[Start of Excerpted text]

Usually, the first code cell has imports of required packages. Please note, that all packages are automatically imported by MLJAR Studio, so you don't have to copy and paste any code.
# import packages
import pandas as pd
import pickle
from sklearn.tree import DecisionTreeClassifier
Load sample data
Let's load Iris data set to pandas DataFrame from URL https://github.com/pplonski/datasets-for-start
# load example dataset
df = pd.read_csv(
"https://raw.githubusercontent.com/pplonski/datasets-for-start/master/iris/data.csv",
skipinitialspace=True,
)
# display first rows
df.head()
Select X and y
We need to select training features for X input matrix and target y vector.
# create X columns list and set y column
x_cols = [
"sepal length (cm)",
"sepal width (cm)",
"petal length (cm)",
"petal widght (cm)",
]
y_col = "class"
# set input matrix
X = df[x_cols]
# set target vector
y = df[y_col]
# display data shapes
print(f"X shape is {X.shape}")
print(f"y shape is {y.shape}")
Create Decision Tree object
The first step is to create object for Decision Tree model. In this step, we can set hyper parameters.
# initialize Decision Tree
my_tree = DecisionTreeClassifier(criterion="gini", random_state=42)
# display model card
my_tree
Fit Decision Tree model
The model training is performed with fit()
method. Please note that the output box with model card changed the color, from orange (unfitted) to blue (fitted).
# fit model
my_tree.fit(X, y)
Save Decision Tree to pickle
The pickle
module can be used to save any Python object to hard drive. Let's use it to save our Decision Tree model.
# save object to pickle file
with open(r"decision-tree-model.pickle", "wb") as fout:
pickle.dump(my_tree, fout)
print(f"Object my_tree saved at decision-tree-model.pickle")
Load Decision Tree from pickle
Let's load the model from the pickle
file. Please note, that we change the name of the object.
Now we have two objects with Decision Tree models: my_tree
and tree_loaded
.
# open pickle file and load
with open(r"decision-tree-model.pickle", "rb") as fin:
tree_loaded = pickle.load(fin)
# display loaded object
print(tree_loaded)
Compute predictions and compare models
Let's compute predictions from the first model (my_tree
) and then from loaded model (tree_loaded
).

[End of Excerpted text]

— Set problem 1 —
Show each line of the listing below that contains the string "source".

[Start of Rows]

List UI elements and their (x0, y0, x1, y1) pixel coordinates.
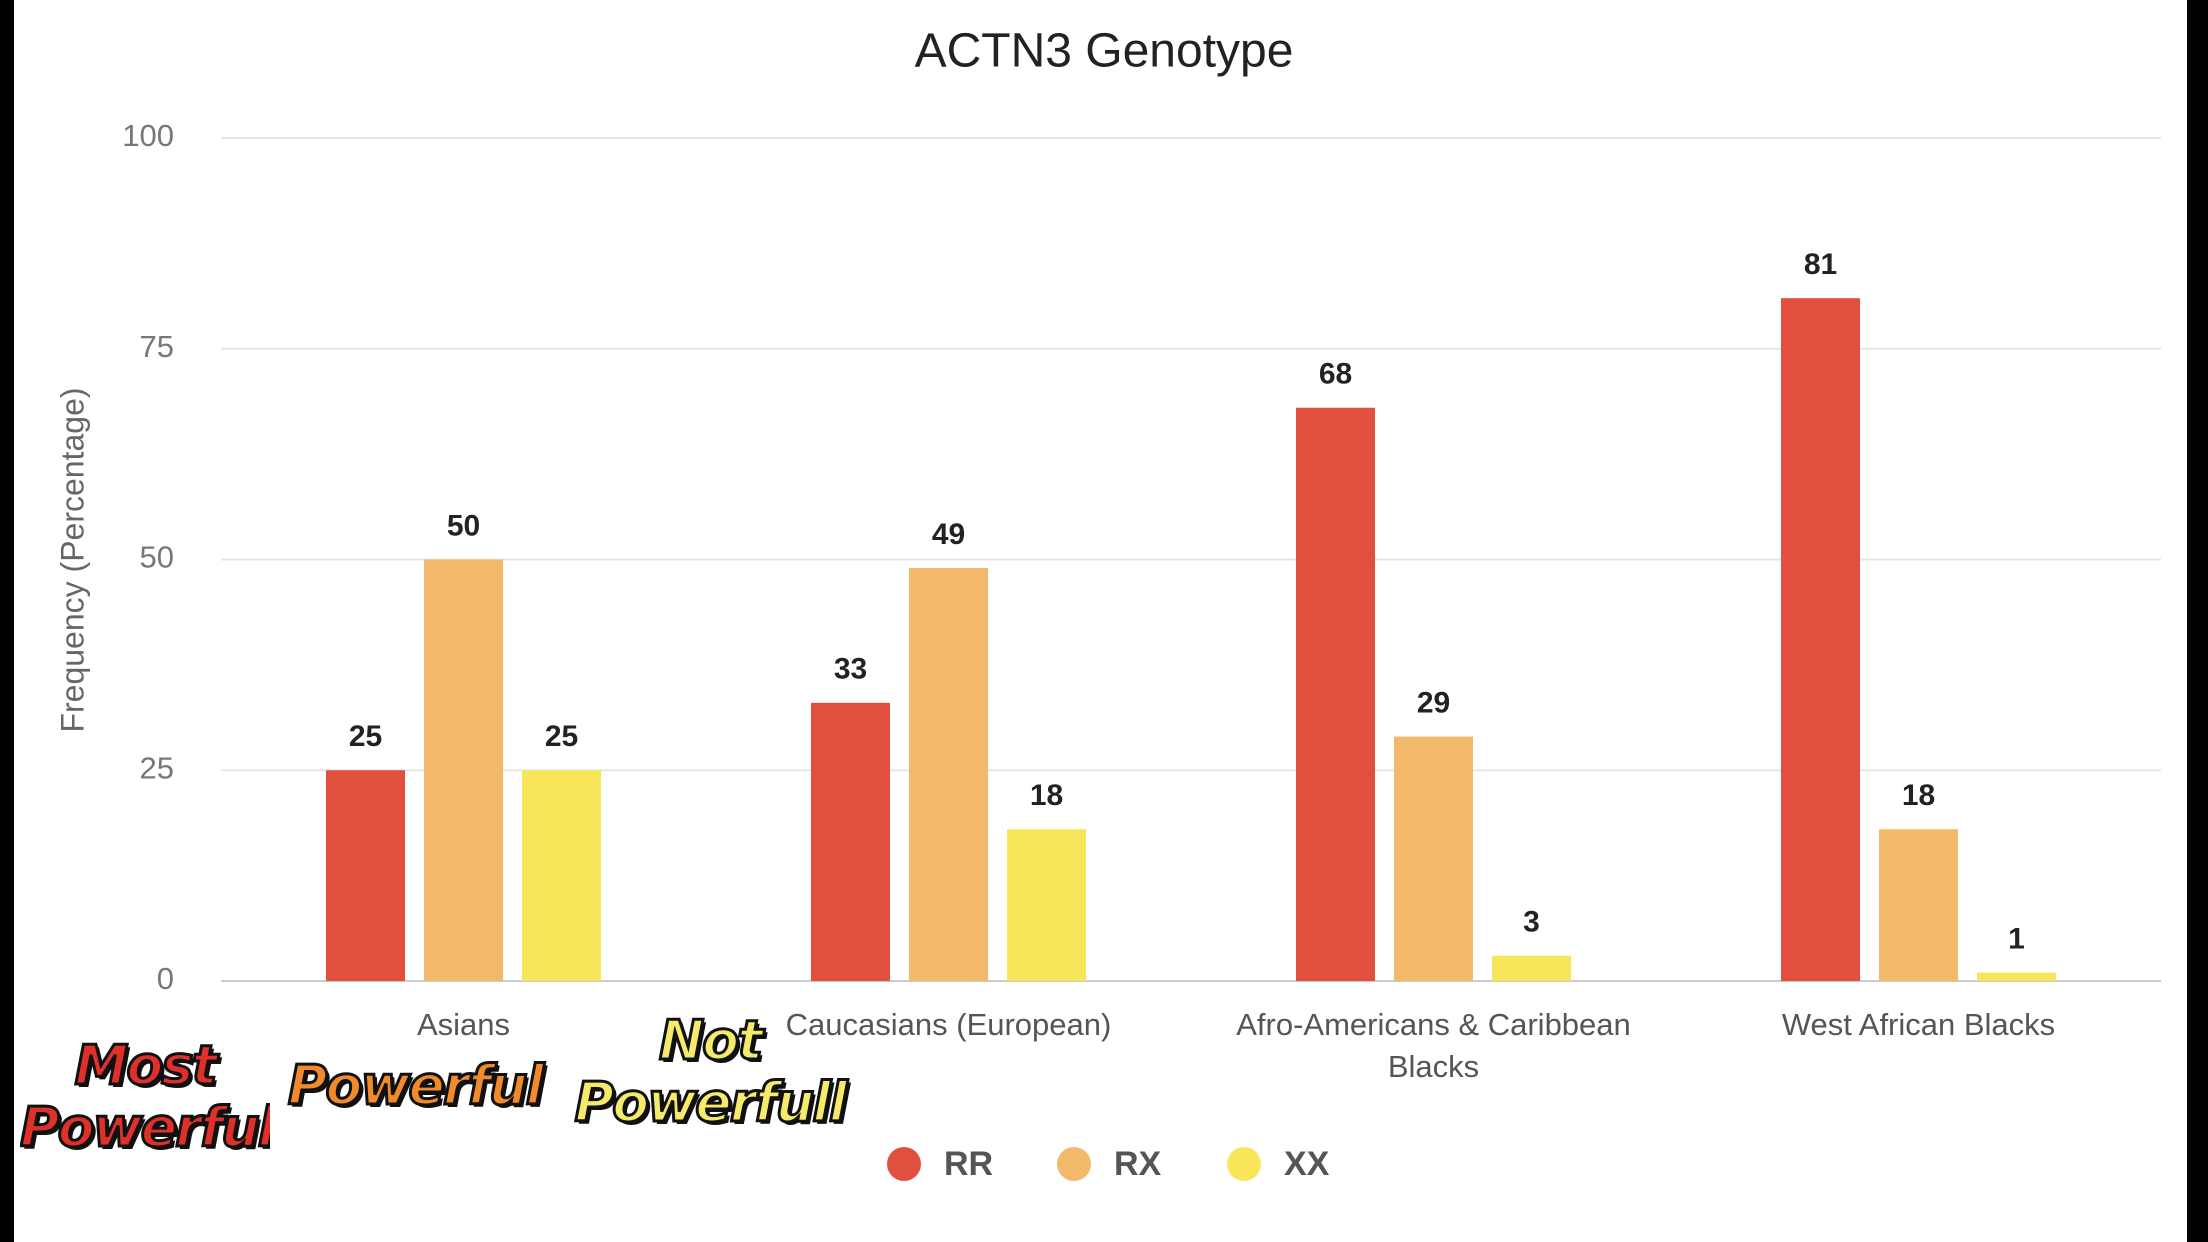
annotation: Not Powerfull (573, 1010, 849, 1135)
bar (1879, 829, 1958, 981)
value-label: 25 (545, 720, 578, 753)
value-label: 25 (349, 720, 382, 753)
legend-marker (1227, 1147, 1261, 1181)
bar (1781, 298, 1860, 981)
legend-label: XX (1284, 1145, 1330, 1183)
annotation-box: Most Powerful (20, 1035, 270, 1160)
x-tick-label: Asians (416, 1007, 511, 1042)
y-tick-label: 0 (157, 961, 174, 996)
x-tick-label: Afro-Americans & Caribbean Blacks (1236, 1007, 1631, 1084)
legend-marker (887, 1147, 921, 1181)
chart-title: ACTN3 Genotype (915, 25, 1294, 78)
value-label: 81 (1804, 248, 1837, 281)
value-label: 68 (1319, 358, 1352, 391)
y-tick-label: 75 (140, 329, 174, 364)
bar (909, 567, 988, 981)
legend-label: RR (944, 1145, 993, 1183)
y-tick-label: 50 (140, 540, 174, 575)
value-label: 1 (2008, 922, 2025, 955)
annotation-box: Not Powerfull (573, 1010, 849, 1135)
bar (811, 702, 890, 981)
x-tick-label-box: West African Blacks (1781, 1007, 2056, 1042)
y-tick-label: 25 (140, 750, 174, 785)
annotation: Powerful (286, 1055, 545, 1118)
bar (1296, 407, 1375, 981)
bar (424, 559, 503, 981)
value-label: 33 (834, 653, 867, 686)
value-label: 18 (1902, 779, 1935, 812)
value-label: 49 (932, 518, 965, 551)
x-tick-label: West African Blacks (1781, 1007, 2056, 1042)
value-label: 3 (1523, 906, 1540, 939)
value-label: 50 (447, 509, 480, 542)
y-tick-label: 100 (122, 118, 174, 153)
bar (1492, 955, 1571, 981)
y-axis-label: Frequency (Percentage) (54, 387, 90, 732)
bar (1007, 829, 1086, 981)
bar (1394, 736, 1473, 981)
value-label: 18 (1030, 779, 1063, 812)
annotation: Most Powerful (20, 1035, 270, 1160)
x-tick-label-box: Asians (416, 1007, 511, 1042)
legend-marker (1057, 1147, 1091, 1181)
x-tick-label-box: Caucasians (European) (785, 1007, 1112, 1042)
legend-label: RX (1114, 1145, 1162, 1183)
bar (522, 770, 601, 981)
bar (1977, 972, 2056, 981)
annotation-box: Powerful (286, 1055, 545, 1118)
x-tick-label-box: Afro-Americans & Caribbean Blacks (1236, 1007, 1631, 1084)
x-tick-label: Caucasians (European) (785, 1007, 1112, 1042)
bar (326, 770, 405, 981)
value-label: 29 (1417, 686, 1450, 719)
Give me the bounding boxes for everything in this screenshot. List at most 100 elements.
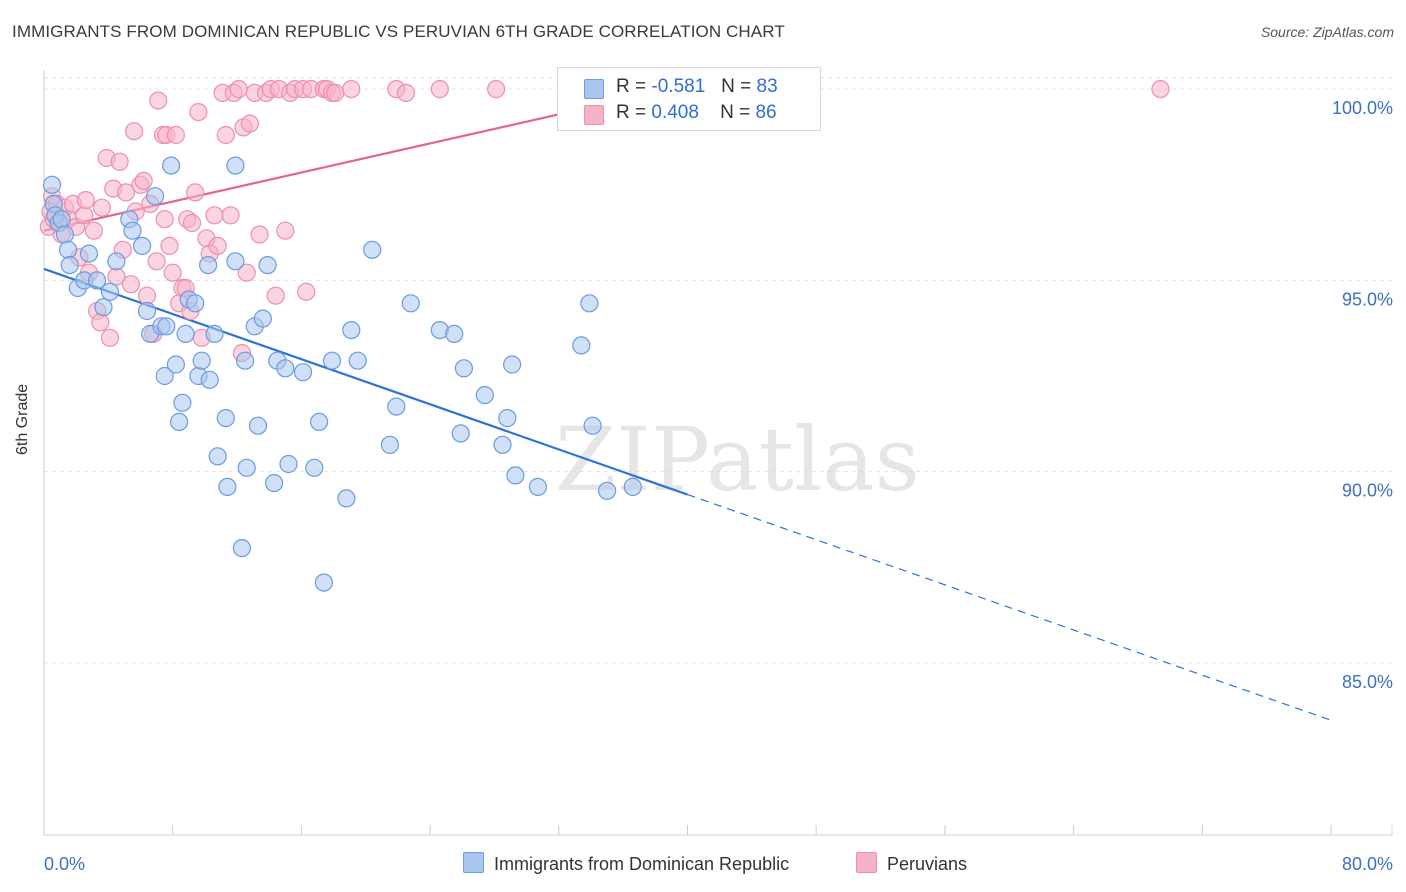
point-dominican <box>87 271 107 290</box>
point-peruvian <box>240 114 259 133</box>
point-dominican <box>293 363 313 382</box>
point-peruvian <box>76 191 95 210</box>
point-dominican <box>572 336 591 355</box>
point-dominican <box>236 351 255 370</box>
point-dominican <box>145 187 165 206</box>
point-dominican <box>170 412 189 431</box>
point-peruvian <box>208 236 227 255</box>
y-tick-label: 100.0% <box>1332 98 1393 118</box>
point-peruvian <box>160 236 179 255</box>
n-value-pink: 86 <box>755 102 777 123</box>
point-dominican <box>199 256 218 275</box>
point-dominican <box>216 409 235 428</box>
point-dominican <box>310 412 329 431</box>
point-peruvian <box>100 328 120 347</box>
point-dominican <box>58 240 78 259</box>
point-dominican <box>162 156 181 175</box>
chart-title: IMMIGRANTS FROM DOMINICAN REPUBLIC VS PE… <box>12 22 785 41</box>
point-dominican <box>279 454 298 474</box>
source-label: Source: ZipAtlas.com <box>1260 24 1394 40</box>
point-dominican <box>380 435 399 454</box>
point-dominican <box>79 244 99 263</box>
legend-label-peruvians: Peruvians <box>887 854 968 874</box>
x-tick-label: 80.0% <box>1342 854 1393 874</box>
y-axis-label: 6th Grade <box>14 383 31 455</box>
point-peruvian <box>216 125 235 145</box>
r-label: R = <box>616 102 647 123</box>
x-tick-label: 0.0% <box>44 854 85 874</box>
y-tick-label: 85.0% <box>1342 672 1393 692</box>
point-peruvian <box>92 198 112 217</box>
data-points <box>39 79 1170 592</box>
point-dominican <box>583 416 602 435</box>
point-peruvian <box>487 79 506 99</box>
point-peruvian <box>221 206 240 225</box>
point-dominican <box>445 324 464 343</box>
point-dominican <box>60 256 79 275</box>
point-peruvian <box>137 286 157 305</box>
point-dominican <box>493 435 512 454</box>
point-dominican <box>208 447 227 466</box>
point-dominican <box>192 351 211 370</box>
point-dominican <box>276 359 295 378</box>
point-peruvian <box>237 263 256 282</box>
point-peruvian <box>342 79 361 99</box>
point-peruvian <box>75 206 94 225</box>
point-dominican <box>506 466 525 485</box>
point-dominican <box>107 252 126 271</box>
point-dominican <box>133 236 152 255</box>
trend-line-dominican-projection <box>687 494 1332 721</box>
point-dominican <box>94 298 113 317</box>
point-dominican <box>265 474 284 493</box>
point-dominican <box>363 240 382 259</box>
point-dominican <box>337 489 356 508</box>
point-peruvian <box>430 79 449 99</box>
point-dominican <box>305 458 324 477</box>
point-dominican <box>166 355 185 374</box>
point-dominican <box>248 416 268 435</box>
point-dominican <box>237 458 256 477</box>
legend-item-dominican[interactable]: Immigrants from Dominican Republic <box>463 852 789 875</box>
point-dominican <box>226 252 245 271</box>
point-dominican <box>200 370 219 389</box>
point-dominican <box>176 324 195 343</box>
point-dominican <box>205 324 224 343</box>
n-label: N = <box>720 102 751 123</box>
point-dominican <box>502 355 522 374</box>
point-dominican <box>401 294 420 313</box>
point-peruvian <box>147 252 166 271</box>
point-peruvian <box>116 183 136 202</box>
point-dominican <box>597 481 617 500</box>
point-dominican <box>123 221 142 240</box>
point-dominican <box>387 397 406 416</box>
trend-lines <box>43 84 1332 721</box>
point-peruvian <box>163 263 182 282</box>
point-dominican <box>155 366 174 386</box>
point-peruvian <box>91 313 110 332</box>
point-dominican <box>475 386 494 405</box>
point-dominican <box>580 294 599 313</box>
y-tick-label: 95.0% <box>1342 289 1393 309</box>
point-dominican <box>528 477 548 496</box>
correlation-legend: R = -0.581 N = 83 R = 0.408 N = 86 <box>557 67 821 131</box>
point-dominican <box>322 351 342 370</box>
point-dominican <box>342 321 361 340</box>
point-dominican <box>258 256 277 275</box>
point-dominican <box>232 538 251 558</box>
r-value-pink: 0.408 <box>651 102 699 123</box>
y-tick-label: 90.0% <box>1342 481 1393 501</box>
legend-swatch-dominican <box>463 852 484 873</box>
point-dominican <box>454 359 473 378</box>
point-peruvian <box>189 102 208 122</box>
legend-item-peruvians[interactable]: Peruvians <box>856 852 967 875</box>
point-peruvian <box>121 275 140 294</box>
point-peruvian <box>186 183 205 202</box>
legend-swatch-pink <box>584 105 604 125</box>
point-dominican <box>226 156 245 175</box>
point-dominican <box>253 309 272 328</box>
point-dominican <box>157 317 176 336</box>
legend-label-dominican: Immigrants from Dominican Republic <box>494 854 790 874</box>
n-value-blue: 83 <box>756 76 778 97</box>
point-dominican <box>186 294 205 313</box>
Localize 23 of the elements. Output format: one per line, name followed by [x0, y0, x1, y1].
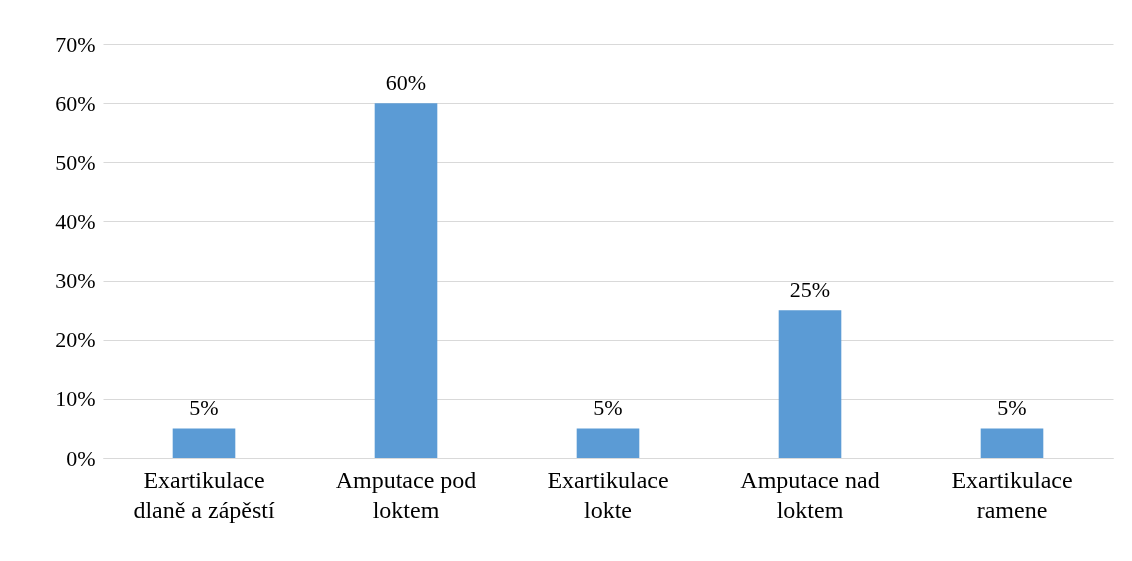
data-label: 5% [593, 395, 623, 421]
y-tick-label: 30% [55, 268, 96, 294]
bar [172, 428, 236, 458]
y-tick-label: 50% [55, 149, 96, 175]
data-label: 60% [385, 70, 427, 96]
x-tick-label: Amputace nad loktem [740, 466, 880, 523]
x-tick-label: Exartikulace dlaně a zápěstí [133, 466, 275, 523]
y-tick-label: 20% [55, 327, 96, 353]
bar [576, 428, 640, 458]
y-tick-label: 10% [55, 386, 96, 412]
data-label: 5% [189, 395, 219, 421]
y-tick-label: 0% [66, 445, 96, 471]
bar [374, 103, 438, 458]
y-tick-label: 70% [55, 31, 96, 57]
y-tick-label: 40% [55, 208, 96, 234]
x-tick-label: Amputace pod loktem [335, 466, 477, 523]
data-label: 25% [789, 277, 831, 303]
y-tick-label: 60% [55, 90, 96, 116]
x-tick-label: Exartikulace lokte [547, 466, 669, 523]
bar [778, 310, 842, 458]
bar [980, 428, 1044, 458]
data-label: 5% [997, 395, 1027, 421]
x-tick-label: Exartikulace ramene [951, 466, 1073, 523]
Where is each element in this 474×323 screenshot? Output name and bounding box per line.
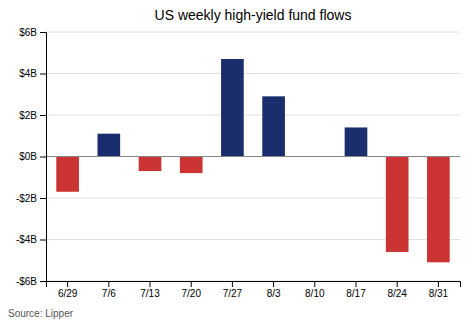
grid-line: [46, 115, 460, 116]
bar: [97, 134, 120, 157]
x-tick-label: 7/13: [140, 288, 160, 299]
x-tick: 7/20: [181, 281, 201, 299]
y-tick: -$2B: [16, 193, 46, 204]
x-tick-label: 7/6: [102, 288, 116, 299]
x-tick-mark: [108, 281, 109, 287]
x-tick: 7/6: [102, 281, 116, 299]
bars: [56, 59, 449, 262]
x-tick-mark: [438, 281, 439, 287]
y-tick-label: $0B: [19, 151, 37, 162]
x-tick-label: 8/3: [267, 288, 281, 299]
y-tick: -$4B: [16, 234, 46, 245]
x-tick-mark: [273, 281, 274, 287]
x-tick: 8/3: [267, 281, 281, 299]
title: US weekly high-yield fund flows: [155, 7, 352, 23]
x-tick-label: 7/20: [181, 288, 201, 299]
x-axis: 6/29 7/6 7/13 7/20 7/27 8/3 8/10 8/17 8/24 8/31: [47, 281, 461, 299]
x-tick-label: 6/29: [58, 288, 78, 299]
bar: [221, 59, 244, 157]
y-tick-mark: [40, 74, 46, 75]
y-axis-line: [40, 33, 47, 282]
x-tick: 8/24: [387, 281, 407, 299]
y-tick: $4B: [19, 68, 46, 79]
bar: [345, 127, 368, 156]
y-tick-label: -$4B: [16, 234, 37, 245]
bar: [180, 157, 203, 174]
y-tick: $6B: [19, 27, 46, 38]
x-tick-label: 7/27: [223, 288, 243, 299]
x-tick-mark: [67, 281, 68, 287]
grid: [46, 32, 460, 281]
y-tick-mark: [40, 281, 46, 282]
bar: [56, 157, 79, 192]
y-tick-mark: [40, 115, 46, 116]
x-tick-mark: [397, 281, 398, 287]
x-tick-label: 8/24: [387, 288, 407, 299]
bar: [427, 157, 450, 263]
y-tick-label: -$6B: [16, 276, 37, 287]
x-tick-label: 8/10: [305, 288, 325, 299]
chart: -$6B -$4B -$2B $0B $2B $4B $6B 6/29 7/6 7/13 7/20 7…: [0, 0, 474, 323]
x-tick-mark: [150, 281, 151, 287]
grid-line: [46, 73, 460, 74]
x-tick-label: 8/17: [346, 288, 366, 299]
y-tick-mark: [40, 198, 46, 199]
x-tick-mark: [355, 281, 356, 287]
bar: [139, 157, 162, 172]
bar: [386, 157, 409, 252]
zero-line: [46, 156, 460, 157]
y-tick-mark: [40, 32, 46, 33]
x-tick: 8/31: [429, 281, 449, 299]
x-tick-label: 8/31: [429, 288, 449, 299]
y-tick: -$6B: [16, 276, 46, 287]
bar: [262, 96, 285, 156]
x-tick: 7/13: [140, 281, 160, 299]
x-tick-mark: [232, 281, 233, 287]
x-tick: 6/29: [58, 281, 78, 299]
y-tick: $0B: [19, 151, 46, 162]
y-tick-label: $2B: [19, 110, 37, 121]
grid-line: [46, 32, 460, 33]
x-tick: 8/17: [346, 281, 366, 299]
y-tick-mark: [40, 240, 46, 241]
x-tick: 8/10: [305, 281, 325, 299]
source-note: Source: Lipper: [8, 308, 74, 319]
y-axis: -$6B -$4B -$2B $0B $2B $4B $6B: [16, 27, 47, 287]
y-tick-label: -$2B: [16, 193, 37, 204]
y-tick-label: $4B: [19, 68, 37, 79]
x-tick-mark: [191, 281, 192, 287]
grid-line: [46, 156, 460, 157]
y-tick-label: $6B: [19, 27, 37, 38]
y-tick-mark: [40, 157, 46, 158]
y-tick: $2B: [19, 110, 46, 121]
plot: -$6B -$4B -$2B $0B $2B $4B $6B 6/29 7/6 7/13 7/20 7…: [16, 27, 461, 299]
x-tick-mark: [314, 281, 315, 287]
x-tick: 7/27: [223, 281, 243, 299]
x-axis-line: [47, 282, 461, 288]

[End of Rows]

— Set problem 2 —
In the decision tree tutorial, what color does the output box with the model card turn once the model is fitted?

— Written response 1 —
source-label: Source: ZipAtlas.com <box>1260 24 1394 40</box>
source-note: Source: Lipper: [8, 308, 74, 319]

— Written response 2 —
Blue, changing from orange.